> EXERCISE PROMPT
In the listing below, find every line with the string "xlabel" and pull it out.
— START OF STORED ROWS —
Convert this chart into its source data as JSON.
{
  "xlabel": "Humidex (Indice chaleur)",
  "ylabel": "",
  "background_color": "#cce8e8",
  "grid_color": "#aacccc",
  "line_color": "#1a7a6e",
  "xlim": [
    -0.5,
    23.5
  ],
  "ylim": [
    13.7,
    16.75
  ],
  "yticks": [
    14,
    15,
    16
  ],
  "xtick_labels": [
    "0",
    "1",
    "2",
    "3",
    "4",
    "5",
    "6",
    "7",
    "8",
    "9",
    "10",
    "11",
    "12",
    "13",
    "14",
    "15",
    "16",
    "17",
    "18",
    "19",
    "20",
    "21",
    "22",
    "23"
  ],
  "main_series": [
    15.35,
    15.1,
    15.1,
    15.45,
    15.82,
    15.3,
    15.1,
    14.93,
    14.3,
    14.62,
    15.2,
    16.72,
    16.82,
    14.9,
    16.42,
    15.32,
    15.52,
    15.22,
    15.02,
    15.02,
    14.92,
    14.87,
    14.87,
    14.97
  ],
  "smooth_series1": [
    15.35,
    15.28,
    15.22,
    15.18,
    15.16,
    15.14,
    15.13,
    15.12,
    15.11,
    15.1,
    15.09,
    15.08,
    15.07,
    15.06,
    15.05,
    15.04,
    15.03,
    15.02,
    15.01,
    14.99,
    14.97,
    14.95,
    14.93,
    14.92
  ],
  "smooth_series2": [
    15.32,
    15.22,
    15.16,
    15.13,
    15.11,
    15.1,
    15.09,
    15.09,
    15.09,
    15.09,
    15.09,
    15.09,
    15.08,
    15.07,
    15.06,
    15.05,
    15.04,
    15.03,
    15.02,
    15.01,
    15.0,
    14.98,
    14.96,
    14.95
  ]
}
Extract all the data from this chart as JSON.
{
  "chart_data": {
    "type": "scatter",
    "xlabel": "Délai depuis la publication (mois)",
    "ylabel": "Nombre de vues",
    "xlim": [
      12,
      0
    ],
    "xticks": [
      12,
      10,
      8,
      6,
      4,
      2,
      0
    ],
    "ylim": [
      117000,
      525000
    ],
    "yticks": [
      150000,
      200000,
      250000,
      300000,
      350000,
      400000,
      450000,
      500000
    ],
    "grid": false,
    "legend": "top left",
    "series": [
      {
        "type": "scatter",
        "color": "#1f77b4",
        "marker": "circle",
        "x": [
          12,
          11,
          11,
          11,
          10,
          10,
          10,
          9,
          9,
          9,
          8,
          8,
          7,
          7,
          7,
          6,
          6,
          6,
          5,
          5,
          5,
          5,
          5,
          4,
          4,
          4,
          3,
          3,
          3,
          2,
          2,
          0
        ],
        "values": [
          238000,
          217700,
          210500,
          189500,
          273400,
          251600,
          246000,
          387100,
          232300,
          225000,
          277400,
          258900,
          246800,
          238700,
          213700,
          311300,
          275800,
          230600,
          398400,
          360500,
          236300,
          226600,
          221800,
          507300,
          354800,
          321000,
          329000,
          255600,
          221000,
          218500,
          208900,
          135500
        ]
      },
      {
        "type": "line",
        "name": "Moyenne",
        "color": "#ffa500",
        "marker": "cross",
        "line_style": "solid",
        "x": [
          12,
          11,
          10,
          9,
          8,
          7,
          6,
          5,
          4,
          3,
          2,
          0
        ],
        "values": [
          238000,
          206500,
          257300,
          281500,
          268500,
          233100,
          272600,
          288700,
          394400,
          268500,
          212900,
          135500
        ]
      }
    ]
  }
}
— END OF STORED ROWS —
> COMPLETE OUTPUT
  "xlabel": "Humidex (Indice chaleur)",
    "xlabel": "Délai depuis la publication (mois)",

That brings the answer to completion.